* [EXERCISE REQUIREMENTS] Check each line of the listing below for the word "title" and say how many lines have it. Nothing else should be written.
── RECORDS SHOWN
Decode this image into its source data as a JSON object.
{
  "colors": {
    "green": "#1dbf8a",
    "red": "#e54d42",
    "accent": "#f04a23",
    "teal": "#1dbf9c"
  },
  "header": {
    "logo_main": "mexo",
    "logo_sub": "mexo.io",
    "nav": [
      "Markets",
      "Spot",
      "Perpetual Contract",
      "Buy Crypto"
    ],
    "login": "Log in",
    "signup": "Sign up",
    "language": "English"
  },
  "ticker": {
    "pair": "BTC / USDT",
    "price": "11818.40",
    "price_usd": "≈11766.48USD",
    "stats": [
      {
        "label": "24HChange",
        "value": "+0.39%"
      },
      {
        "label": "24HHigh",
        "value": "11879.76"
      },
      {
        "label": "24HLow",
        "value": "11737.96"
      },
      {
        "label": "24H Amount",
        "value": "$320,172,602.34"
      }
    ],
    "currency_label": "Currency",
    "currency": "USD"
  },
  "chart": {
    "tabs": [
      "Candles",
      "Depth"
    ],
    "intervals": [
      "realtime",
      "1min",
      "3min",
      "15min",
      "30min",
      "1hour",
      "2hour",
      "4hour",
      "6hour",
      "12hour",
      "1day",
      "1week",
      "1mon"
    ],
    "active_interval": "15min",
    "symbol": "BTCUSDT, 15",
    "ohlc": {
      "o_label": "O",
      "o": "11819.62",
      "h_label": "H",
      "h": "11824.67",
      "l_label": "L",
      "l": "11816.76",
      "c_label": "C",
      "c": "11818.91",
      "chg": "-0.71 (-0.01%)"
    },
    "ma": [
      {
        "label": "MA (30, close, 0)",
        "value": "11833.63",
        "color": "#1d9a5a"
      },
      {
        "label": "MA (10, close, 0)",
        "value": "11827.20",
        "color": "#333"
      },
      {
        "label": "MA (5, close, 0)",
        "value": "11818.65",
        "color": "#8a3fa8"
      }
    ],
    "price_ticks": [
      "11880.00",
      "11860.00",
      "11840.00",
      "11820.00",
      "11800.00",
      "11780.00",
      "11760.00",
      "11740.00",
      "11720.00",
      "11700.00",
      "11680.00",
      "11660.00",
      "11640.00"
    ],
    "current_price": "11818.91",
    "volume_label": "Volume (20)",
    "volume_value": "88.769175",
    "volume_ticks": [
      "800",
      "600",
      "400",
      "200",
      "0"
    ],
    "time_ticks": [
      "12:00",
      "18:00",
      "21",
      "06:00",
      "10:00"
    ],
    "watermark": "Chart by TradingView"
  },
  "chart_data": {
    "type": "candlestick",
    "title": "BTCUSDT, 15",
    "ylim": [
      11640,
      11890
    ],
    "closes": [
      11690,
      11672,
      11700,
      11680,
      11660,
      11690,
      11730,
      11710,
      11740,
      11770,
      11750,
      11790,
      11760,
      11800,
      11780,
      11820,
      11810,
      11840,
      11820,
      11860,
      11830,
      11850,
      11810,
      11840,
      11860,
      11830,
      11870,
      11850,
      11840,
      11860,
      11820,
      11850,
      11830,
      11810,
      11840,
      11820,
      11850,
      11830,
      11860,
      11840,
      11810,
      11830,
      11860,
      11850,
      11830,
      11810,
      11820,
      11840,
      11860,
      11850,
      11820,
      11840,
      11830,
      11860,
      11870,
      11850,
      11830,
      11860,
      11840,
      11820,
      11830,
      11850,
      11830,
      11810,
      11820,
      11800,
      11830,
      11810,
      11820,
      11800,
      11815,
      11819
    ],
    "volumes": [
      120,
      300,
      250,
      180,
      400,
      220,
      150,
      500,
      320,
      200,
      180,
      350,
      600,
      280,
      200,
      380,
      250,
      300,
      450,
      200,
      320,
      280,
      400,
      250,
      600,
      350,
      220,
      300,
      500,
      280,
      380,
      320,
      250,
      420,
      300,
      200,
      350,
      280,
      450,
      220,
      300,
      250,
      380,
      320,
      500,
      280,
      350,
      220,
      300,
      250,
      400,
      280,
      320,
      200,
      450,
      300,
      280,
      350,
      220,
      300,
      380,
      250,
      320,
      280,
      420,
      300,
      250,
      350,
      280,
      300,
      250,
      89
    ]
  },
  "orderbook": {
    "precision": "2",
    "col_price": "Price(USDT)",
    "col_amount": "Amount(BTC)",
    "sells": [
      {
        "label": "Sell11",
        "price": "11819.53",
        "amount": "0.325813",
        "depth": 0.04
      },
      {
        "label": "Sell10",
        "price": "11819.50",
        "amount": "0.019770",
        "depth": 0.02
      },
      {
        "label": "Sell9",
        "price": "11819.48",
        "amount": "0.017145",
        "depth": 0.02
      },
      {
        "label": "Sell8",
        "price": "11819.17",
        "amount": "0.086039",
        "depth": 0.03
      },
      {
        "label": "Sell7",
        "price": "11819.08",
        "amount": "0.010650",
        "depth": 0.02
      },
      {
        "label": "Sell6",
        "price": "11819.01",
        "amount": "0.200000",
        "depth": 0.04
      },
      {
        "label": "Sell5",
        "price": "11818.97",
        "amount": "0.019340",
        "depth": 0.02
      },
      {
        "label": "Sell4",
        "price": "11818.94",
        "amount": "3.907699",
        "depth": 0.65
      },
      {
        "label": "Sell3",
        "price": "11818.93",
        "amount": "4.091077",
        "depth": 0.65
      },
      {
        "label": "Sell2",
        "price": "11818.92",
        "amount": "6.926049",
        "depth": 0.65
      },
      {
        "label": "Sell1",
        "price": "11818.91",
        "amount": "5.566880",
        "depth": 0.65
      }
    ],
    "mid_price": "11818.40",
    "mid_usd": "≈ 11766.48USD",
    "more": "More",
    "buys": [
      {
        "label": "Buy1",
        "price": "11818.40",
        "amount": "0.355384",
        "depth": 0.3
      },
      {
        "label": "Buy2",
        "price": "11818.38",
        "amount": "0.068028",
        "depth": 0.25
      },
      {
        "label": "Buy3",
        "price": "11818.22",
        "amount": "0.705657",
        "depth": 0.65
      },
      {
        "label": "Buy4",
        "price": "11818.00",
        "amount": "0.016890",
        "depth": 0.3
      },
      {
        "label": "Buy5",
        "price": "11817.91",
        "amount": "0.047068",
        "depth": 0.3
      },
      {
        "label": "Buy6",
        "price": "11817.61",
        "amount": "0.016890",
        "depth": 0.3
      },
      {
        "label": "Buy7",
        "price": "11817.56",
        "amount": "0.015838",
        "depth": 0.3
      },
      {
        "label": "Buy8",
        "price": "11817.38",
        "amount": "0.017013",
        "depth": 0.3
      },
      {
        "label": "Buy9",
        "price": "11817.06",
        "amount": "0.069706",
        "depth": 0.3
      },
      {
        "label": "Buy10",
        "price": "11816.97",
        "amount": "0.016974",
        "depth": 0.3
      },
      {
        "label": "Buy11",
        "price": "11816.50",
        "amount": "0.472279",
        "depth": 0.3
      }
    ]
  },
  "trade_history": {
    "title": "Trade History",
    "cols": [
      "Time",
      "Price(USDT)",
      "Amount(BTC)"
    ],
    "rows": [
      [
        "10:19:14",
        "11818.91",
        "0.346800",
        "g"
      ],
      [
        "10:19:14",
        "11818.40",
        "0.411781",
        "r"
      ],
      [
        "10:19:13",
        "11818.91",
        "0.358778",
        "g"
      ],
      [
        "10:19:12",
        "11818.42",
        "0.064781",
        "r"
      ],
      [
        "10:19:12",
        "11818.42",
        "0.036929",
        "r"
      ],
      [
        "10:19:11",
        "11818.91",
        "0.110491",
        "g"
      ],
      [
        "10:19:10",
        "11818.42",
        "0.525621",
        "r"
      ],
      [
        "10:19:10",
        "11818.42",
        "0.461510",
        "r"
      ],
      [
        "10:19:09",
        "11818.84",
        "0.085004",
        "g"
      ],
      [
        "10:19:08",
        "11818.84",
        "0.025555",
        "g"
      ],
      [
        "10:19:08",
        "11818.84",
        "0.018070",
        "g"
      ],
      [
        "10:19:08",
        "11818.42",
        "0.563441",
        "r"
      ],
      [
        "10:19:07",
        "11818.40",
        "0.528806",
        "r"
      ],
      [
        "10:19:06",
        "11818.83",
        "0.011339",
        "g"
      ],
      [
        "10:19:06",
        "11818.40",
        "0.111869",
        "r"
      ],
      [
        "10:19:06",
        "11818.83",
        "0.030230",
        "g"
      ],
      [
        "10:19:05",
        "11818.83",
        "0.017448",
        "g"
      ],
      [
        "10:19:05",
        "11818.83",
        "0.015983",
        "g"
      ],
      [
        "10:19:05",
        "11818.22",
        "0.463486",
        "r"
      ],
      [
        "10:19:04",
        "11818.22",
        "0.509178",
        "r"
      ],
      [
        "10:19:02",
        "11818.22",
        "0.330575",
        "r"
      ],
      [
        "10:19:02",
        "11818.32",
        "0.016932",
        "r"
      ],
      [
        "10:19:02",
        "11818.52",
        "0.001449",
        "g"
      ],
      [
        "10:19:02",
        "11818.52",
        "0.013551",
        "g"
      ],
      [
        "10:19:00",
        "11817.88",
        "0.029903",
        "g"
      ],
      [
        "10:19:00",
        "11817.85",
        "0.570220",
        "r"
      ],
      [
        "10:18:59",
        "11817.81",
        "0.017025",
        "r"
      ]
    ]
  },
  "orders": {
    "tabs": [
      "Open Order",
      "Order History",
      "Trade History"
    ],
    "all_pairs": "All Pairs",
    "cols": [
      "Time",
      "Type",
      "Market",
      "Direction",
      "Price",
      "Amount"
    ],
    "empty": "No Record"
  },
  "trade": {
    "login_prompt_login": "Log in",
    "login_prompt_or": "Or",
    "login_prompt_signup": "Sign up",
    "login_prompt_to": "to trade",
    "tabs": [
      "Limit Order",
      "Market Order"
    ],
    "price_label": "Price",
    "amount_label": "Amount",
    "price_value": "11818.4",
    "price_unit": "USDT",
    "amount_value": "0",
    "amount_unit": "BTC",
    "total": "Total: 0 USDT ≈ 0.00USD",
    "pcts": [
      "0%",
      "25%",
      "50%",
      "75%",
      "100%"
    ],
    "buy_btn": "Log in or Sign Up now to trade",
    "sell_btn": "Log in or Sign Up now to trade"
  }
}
────
* [ANSWER TO THIS TASK] 2